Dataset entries
* * *

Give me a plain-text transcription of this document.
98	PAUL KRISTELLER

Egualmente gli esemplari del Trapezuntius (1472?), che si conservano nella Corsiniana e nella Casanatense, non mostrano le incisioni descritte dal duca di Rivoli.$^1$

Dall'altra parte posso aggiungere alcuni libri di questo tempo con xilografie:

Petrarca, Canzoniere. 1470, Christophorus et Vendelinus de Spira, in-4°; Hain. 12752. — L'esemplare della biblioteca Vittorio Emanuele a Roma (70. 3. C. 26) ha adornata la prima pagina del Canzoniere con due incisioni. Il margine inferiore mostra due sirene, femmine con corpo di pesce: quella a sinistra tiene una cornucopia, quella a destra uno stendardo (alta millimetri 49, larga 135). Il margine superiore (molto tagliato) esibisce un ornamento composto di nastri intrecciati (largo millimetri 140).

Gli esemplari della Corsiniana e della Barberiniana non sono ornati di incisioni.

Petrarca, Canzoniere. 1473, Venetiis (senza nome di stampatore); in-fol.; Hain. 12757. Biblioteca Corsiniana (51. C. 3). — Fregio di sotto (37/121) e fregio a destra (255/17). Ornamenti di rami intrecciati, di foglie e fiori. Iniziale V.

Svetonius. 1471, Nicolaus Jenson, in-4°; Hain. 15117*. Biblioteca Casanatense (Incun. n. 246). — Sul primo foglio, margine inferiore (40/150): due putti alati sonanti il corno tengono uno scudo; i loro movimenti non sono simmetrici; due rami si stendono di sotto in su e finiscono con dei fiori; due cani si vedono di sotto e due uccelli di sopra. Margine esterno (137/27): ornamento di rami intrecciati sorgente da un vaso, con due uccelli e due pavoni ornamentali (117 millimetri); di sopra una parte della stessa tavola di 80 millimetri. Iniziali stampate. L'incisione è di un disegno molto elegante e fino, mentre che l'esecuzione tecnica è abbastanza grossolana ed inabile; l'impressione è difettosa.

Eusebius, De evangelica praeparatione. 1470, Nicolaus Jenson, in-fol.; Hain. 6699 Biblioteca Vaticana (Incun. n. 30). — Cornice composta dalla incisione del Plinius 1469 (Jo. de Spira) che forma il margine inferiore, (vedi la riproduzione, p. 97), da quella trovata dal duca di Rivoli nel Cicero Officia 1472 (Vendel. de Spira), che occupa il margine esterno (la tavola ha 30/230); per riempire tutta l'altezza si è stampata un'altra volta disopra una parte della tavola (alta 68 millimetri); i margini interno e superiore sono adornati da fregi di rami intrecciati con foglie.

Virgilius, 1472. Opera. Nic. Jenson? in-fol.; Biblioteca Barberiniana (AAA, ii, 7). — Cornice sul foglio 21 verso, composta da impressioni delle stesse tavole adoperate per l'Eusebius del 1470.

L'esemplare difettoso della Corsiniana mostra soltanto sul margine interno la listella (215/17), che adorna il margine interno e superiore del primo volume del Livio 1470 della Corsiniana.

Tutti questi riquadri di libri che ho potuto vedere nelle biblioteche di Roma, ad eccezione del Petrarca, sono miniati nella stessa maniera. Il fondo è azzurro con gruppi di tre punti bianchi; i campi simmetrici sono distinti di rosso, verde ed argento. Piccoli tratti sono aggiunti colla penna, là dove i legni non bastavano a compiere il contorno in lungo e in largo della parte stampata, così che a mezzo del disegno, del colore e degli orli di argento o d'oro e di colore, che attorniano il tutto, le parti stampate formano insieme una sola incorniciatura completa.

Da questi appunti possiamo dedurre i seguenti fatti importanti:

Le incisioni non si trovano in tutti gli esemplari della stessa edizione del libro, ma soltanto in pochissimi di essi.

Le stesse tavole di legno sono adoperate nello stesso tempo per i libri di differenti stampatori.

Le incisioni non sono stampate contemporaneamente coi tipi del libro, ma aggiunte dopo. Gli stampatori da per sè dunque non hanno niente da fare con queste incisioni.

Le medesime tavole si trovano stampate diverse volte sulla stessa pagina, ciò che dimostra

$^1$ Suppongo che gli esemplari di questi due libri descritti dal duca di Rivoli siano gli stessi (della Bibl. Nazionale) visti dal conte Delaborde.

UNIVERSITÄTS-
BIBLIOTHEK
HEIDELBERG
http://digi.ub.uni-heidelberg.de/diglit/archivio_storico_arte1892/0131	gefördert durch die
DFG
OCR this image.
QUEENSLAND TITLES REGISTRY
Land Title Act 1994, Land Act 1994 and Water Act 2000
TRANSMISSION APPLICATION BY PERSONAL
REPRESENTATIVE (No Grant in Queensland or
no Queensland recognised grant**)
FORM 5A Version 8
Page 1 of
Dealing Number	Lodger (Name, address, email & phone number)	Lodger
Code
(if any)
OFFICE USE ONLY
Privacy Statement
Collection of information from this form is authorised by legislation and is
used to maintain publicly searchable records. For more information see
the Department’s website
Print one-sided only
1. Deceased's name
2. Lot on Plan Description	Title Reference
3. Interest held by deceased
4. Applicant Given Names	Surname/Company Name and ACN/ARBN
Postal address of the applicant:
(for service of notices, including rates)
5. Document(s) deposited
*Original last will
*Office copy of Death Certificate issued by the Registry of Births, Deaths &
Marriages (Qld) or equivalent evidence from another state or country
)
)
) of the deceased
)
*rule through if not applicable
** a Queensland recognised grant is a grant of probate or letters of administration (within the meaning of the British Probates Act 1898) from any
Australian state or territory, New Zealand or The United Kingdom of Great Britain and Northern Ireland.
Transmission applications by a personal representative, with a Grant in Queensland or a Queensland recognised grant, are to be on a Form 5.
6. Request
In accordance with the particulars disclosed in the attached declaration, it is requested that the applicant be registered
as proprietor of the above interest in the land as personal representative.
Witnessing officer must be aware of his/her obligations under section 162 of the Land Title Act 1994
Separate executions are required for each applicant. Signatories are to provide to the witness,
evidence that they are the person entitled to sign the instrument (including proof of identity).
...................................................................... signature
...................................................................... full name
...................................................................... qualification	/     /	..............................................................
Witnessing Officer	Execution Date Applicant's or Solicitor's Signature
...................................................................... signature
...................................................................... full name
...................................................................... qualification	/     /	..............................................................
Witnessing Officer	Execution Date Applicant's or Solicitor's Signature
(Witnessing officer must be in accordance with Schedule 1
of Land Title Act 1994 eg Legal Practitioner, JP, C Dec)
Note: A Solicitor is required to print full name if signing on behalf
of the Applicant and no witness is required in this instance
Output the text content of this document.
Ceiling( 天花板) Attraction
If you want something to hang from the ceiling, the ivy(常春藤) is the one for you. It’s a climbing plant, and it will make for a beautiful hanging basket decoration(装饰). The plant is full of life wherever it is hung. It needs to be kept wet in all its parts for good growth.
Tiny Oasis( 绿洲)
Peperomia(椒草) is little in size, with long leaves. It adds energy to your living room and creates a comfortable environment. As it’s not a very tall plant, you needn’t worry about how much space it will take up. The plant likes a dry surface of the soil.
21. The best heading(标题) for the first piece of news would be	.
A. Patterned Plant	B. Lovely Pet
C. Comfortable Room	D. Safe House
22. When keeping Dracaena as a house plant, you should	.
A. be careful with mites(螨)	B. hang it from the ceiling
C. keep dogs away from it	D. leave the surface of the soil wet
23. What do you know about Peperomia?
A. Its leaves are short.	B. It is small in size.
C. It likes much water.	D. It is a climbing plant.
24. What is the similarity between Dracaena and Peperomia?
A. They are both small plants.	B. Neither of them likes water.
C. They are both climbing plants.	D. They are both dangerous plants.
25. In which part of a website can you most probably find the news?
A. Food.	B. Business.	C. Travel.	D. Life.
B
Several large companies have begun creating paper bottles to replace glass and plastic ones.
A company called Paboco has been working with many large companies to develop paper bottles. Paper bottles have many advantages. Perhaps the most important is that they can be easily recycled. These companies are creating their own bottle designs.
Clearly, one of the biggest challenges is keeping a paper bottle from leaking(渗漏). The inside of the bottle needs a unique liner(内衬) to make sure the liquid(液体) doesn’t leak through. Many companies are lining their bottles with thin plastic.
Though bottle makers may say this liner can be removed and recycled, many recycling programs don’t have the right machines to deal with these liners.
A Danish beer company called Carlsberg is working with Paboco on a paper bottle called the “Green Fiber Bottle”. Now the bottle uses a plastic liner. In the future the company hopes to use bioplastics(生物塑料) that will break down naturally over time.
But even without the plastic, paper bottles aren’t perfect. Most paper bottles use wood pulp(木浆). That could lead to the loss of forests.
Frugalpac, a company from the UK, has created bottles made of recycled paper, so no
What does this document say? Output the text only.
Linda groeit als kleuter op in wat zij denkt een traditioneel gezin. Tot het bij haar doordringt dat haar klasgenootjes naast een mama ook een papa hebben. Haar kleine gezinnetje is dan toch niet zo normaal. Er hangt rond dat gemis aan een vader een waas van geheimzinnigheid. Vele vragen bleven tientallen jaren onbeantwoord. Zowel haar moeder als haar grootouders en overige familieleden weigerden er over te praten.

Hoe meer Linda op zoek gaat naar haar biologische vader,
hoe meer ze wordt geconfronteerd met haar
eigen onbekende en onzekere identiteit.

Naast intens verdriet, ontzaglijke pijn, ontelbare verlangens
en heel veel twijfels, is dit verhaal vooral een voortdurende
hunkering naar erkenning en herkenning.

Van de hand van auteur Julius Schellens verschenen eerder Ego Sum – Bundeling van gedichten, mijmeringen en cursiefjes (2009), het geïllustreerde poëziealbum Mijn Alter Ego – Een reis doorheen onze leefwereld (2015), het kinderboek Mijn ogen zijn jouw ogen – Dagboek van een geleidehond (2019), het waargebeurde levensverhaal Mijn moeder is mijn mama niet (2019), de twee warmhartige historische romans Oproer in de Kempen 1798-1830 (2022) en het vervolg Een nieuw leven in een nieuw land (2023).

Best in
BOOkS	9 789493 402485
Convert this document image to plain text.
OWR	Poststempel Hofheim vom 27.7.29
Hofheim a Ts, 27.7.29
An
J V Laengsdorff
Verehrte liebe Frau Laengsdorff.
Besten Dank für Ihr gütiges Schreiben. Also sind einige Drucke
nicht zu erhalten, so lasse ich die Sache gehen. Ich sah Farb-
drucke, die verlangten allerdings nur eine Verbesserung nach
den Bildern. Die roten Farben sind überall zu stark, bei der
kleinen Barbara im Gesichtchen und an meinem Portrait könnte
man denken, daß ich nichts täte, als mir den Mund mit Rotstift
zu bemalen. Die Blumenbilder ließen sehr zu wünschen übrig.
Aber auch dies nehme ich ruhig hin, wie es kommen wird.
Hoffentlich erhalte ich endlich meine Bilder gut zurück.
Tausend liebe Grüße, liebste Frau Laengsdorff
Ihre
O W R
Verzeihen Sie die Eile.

* * *

# EXERCISE REQUIREMENTS:
Transcribe, word for word, every line from the one containing "Convert this document image to plain text." through the final line of the entries, and nothing else.

# COMPLETED TASK:
Convert this document image to plain text.
OWR	Poststempel Hofheim vom 27.7.29
Hofheim a Ts, 27.7.29
An
J V Laengsdorff
Verehrte liebe Frau Laengsdorff.
Besten Dank für Ihr gütiges Schreiben. Also sind einige Drucke
nicht zu erhalten, so lasse ich die Sache gehen. Ich sah Farb-
drucke, die verlangten allerdings nur eine Verbesserung nach
den Bildern. Die roten Farben sind überall zu stark, bei der
kleinen Barbara im Gesichtchen und an meinem Portrait könnte
man denken, daß ich nichts täte, als mir den Mund mit Rotstift
zu bemalen. Die Blumenbilder ließen sehr zu wünschen übrig.
Aber auch dies nehme ich ruhig hin, wie es kommen wird.
Hoffentlich erhalte ich endlich meine Bilder gut zurück.
Tausend liebe Grüße, liebste Frau Laengsdorff
Ihre
O W R
Verzeihen Sie die Eile.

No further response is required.